─── Material for this exercise ───

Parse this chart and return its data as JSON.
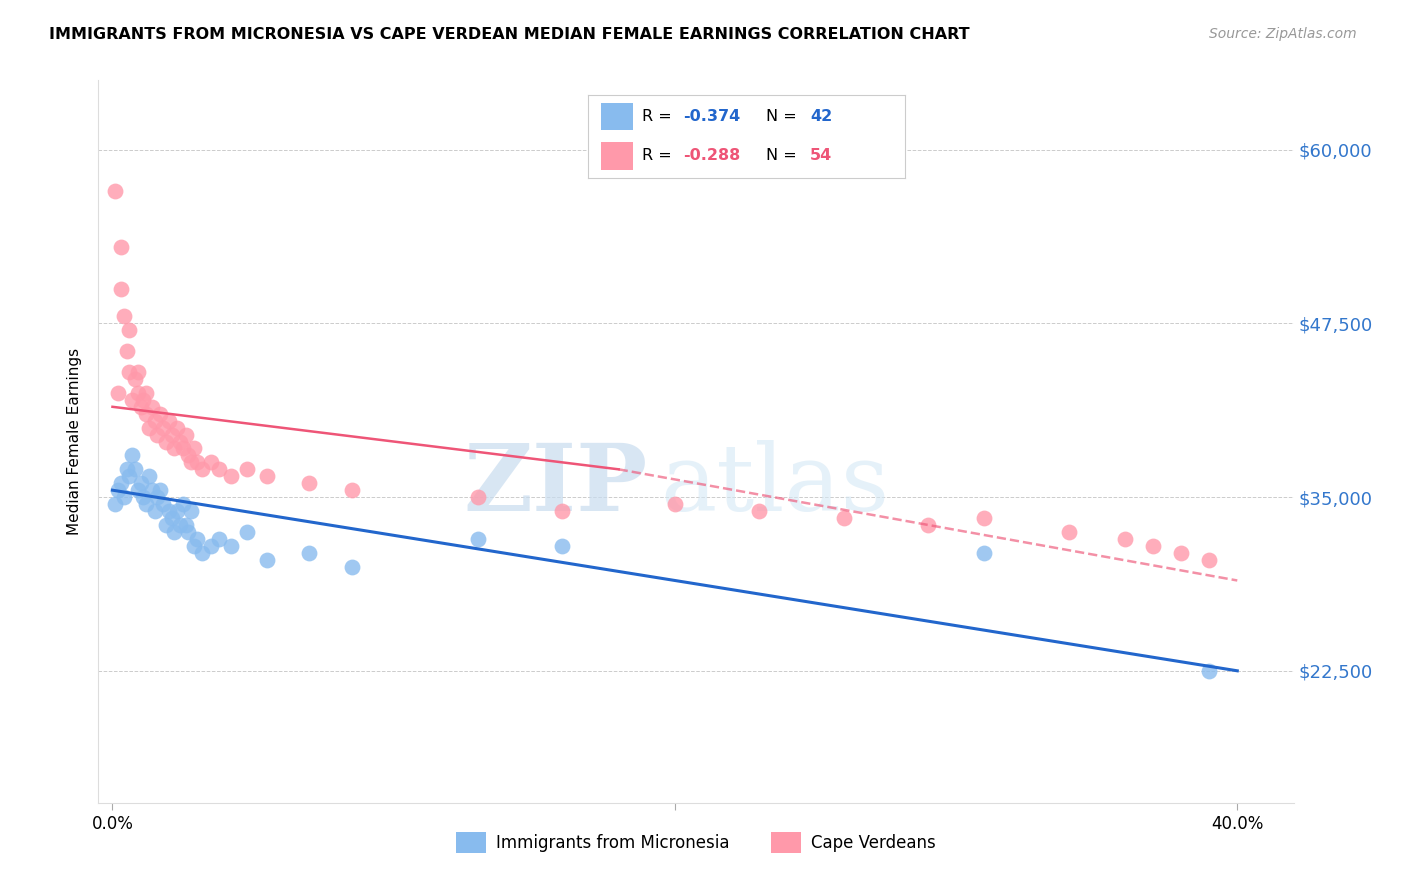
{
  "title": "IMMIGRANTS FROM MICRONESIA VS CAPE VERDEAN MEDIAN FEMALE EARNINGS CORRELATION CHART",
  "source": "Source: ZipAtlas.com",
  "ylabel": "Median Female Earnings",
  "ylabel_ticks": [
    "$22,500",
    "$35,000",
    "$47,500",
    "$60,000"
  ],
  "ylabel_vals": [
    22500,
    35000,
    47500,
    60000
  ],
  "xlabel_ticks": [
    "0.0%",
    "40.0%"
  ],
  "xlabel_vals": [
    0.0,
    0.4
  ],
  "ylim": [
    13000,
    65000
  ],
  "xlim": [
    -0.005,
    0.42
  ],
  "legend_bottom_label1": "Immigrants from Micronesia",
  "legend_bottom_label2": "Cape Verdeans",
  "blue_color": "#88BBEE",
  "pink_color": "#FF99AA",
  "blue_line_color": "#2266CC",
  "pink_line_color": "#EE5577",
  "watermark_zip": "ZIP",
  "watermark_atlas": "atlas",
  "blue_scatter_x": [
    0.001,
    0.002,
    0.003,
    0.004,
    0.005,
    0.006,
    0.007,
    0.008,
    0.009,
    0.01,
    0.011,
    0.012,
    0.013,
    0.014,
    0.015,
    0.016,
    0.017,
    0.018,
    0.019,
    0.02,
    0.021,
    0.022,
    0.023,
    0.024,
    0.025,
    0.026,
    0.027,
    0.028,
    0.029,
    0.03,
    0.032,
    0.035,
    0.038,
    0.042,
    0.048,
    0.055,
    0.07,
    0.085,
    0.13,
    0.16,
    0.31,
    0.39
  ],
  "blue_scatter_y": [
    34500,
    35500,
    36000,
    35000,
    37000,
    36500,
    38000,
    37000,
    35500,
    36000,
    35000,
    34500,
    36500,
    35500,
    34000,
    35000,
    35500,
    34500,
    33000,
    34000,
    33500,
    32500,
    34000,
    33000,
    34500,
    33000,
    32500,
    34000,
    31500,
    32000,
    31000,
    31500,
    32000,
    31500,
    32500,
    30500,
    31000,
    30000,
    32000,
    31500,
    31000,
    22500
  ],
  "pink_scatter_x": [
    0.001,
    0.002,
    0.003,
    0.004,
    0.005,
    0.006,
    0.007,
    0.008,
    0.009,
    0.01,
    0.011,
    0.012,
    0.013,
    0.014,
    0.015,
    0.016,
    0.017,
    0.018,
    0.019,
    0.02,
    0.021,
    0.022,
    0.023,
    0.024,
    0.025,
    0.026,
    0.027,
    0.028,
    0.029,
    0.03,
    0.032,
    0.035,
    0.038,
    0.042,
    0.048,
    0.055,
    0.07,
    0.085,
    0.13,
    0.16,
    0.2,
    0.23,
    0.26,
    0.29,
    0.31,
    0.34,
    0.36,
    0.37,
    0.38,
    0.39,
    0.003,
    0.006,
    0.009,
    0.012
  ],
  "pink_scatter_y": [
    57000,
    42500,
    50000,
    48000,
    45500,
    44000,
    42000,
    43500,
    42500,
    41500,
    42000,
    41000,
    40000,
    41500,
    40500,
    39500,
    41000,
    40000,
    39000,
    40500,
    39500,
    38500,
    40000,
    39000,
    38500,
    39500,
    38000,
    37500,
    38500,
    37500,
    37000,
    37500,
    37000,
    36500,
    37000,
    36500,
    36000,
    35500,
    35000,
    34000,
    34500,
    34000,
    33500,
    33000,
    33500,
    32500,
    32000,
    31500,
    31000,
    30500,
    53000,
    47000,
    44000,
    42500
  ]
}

───

Restate the whole listing above exactly, please, omitting every image.

Parse this chart and return its data as JSON.
{
  "title": "IMMIGRANTS FROM MICRONESIA VS CAPE VERDEAN MEDIAN FEMALE EARNINGS CORRELATION CHART",
  "source": "Source: ZipAtlas.com",
  "ylabel": "Median Female Earnings",
  "ylabel_ticks": [
    "$22,500",
    "$35,000",
    "$47,500",
    "$60,000"
  ],
  "ylabel_vals": [
    22500,
    35000,
    47500,
    60000
  ],
  "xlabel_ticks": [
    "0.0%",
    "40.0%"
  ],
  "xlabel_vals": [
    0.0,
    0.4
  ],
  "ylim": [
    13000,
    65000
  ],
  "xlim": [
    -0.005,
    0.42
  ],
  "legend_bottom_label1": "Immigrants from Micronesia",
  "legend_bottom_label2": "Cape Verdeans",
  "blue_color": "#88BBEE",
  "pink_color": "#FF99AA",
  "blue_line_color": "#2266CC",
  "pink_line_color": "#EE5577",
  "watermark_zip": "ZIP",
  "watermark_atlas": "atlas",
  "blue_scatter_x": [
    0.001,
    0.002,
    0.003,
    0.004,
    0.005,
    0.006,
    0.007,
    0.008,
    0.009,
    0.01,
    0.011,
    0.012,
    0.013,
    0.014,
    0.015,
    0.016,
    0.017,
    0.018,
    0.019,
    0.02,
    0.021,
    0.022,
    0.023,
    0.024,
    0.025,
    0.026,
    0.027,
    0.028,
    0.029,
    0.03,
    0.032,
    0.035,
    0.038,
    0.042,
    0.048,
    0.055,
    0.07,
    0.085,
    0.13,
    0.16,
    0.31,
    0.39
  ],
  "blue_scatter_y": [
    34500,
    35500,
    36000,
    35000,
    37000,
    36500,
    38000,
    37000,
    35500,
    36000,
    35000,
    34500,
    36500,
    35500,
    34000,
    35000,
    35500,
    34500,
    33000,
    34000,
    33500,
    32500,
    34000,
    33000,
    34500,
    33000,
    32500,
    34000,
    31500,
    32000,
    31000,
    31500,
    32000,
    31500,
    32500,
    30500,
    31000,
    30000,
    32000,
    31500,
    31000,
    22500
  ],
  "pink_scatter_x": [
    0.001,
    0.002,
    0.003,
    0.004,
    0.005,
    0.006,
    0.007,
    0.008,
    0.009,
    0.01,
    0.011,
    0.012,
    0.013,
    0.014,
    0.015,
    0.016,
    0.017,
    0.018,
    0.019,
    0.02,
    0.021,
    0.022,
    0.023,
    0.024,
    0.025,
    0.026,
    0.027,
    0.028,
    0.029,
    0.03,
    0.032,
    0.035,
    0.038,
    0.042,
    0.048,
    0.055,
    0.07,
    0.085,
    0.13,
    0.16,
    0.2,
    0.23,
    0.26,
    0.29,
    0.31,
    0.34,
    0.36,
    0.37,
    0.38,
    0.39,
    0.003,
    0.006,
    0.009,
    0.012
  ],
  "pink_scatter_y": [
    57000,
    42500,
    50000,
    48000,
    45500,
    44000,
    42000,
    43500,
    42500,
    41500,
    42000,
    41000,
    40000,
    41500,
    40500,
    39500,
    41000,
    40000,
    39000,
    40500,
    39500,
    38500,
    40000,
    39000,
    38500,
    39500,
    38000,
    37500,
    38500,
    37500,
    37000,
    37500,
    37000,
    36500,
    37000,
    36500,
    36000,
    35500,
    35000,
    34000,
    34500,
    34000,
    33500,
    33000,
    33500,
    32500,
    32000,
    31500,
    31000,
    30500,
    53000,
    47000,
    44000,
    42500
  ]
}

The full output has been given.